#### [Short exercise]
Would you output the whole listing below, exactly as it reads?

** begin Rows **

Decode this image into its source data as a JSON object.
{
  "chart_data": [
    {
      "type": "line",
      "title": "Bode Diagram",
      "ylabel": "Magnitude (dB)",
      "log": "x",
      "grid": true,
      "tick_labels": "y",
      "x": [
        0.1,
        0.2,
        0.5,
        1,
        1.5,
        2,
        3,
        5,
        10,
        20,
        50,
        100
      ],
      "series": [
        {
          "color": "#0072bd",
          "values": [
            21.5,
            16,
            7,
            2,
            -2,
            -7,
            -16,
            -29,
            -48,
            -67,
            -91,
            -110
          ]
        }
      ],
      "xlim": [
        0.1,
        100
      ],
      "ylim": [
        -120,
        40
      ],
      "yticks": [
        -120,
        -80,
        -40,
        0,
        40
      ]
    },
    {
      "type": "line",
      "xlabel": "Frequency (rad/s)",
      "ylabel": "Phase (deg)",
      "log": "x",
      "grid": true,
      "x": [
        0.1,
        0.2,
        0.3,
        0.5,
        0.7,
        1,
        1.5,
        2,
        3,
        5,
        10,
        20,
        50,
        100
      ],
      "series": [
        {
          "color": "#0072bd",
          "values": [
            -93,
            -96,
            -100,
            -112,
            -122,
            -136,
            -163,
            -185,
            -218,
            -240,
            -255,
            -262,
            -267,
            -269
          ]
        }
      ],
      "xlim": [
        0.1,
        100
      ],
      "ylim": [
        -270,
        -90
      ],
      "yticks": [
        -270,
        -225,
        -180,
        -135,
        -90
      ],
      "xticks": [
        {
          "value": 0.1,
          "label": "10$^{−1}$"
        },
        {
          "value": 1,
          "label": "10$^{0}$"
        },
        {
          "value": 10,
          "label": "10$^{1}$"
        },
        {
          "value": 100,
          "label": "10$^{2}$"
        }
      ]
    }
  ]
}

** end Rows **

#### [Result]
Decode this image into its source data as a JSON object.
{
  "chart_data": [
    {
      "type": "line",
      "title": "Bode Diagram",
      "ylabel": "Magnitude (dB)",
      "log": "x",
      "grid": true,
      "tick_labels": "y",
      "x": [
        0.1,
        0.2,
        0.5,
        1,
        1.5,
        2,
        3,
        5,
        10,
        20,
        50,
        100
      ],
      "series": [
        {
          "color": "#0072bd",
          "values": [
            21.5,
            16,
            7,
            2,
            -2,
            -7,
            -16,
            -29,
            -48,
            -67,
            -91,
            -110
          ]
        }
      ],
      "xlim": [
        0.1,
        100
      ],
      "ylim": [
        -120,
        40
      ],
      "yticks": [
        -120,
        -80,
        -40,
        0,
        40
      ]
    },
    {
      "type": "line",
      "xlabel": "Frequency (rad/s)",
      "ylabel": "Phase (deg)",
      "log": "x",
      "grid": true,
      "x": [
        0.1,
        0.2,
        0.3,
        0.5,
        0.7,
        1,
        1.5,
        2,
        3,
        5,
        10,
        20,
        50,
        100
      ],
      "series": [
        {
          "color": "#0072bd",
          "values": [
            -93,
            -96,
            -100,
            -112,
            -122,
            -136,
            -163,
            -185,
            -218,
            -240,
            -255,
            -262,
            -267,
            -269
          ]
        }
      ],
      "xlim": [
        0.1,
        100
      ],
      "ylim": [
        -270,
        -90
      ],
      "yticks": [
        -270,
        -225,
        -180,
        -135,
        -90
      ],
      "xticks": [
        {
          "value": 0.1,
          "label": "10$^{−1}$"
        },
        {
          "value": 1,
          "label": "10$^{0}$"
        },
        {
          "value": 10,
          "label": "10$^{1}$"
        },
        {
          "value": 100,
          "label": "10$^{2}$"
        }
      ]
    }
  ]
}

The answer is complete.